>> BEGIN

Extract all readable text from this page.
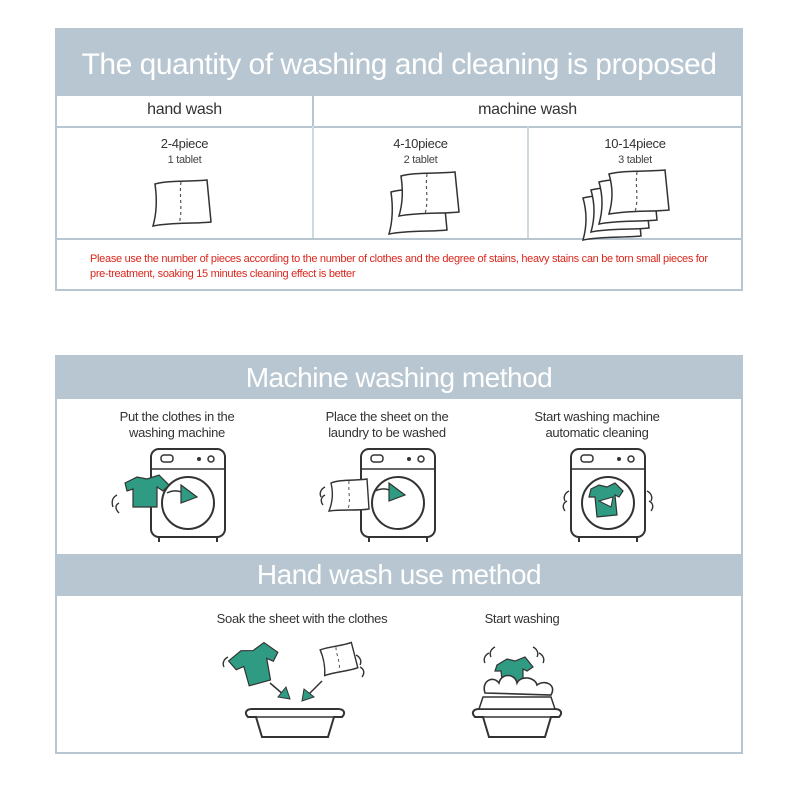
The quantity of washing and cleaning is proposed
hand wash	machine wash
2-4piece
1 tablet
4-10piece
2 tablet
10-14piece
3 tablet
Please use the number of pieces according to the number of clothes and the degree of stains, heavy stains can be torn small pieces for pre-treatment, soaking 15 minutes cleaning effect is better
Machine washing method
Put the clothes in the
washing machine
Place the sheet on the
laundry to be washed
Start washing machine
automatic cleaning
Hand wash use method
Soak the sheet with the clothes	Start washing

>> END
>> BEGIN

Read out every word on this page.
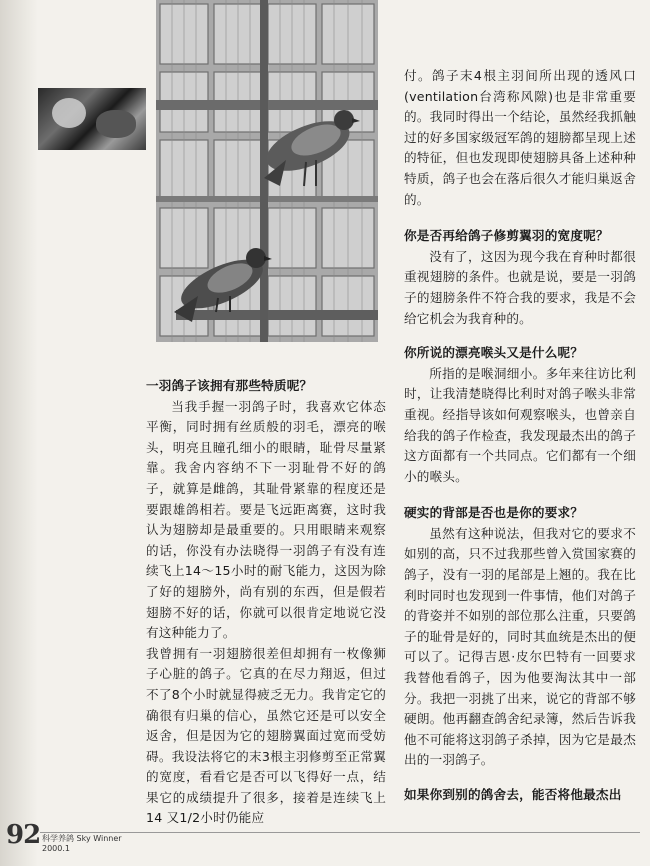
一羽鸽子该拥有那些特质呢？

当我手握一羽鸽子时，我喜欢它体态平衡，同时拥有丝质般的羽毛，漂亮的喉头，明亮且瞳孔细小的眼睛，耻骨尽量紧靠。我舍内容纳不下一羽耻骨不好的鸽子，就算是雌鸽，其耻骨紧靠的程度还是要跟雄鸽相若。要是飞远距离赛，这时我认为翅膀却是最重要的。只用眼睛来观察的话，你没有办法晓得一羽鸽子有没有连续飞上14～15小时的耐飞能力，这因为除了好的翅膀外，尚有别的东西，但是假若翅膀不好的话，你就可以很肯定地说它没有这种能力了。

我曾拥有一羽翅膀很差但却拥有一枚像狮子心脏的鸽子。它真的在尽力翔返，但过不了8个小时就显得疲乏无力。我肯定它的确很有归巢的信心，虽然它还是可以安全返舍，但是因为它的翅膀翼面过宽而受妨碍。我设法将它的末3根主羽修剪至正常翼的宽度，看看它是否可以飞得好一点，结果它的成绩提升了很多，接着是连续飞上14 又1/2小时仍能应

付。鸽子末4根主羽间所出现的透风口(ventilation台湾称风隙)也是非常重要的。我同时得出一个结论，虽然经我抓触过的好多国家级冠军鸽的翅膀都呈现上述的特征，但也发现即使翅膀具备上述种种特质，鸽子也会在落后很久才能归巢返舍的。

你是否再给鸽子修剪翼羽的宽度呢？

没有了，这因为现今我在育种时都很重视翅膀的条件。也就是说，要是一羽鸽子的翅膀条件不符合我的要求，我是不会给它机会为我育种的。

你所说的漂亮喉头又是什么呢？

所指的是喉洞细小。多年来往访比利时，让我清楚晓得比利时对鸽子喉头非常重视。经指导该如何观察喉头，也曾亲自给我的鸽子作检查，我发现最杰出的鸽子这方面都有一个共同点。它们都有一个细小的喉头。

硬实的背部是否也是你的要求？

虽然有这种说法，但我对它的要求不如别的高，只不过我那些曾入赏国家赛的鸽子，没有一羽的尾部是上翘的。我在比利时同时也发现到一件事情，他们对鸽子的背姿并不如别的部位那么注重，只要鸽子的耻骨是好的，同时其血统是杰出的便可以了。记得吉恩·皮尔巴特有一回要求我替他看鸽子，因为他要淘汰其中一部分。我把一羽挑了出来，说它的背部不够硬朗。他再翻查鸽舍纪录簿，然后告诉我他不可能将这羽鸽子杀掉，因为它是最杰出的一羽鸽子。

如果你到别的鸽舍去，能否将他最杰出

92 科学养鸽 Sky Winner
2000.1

>> END
>> BEGIN

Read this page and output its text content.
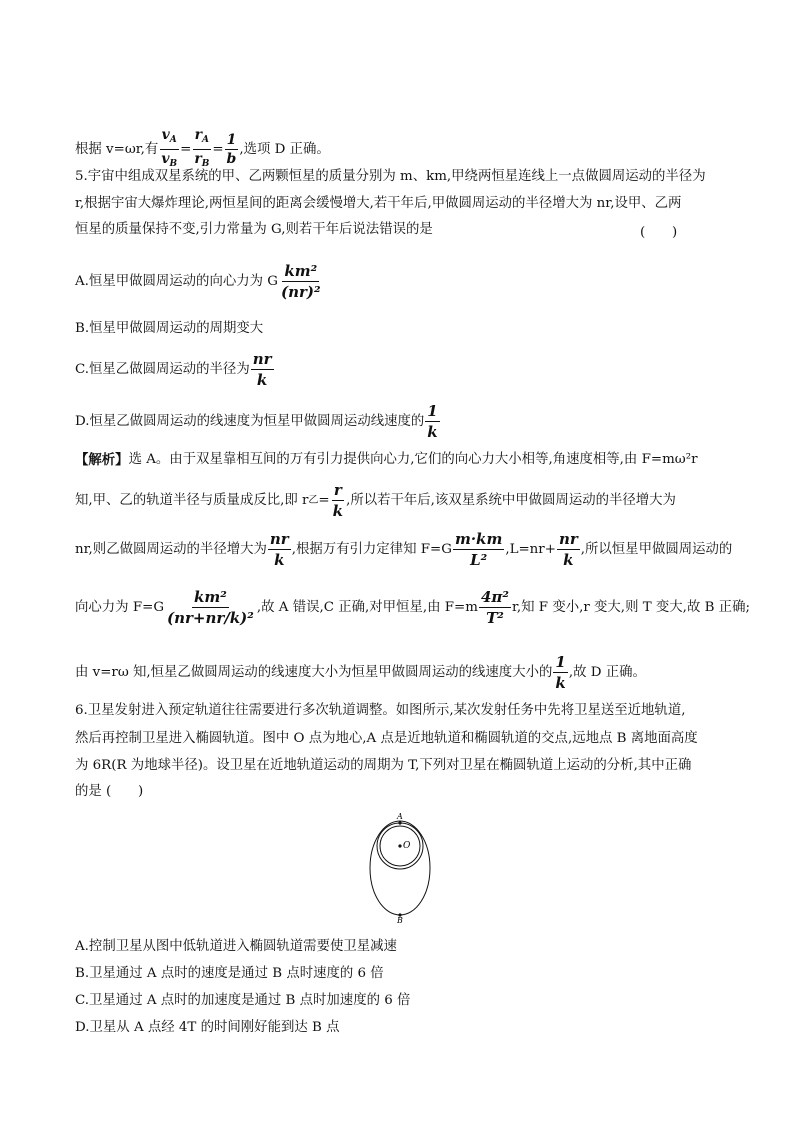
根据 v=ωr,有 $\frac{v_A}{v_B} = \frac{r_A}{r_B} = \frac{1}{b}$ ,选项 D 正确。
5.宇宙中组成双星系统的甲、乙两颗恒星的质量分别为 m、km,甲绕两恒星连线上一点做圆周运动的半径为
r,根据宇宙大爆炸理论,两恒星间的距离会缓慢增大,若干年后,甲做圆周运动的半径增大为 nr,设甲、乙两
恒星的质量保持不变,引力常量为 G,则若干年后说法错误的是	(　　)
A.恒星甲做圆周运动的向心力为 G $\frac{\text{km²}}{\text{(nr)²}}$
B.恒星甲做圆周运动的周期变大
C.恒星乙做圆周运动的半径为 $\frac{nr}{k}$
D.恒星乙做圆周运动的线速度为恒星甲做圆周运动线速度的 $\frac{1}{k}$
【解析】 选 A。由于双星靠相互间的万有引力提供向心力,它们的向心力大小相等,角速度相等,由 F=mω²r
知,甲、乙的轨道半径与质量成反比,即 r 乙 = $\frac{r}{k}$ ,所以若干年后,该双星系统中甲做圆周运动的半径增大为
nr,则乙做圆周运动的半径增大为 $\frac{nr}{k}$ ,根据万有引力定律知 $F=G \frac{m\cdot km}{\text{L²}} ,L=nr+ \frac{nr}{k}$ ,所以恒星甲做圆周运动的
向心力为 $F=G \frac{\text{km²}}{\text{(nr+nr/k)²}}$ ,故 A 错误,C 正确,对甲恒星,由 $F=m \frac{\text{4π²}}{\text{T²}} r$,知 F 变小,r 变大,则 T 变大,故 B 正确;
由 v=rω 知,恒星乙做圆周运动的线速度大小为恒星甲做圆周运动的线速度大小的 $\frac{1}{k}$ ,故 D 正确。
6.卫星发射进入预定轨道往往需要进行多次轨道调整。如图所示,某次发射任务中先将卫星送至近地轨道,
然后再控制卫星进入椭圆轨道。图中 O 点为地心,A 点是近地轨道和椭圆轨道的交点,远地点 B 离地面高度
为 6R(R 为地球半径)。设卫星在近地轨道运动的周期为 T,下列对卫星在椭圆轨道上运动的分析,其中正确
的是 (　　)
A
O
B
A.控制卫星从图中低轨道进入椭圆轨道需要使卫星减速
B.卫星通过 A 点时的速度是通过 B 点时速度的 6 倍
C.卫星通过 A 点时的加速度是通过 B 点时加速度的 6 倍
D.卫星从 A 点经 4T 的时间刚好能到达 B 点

>> END

Given request: Go through the listing above and locate each line that holds the word "cleaning". Copy those lines.

Answer to this exercise:
The quantity of washing and cleaning is proposed
Please use the number of pieces according to the number of clothes and the degree of stains, heavy stains can be torn small pieces for pre-treatment, soaking 15 minutes cleaning effect is better
automatic cleaning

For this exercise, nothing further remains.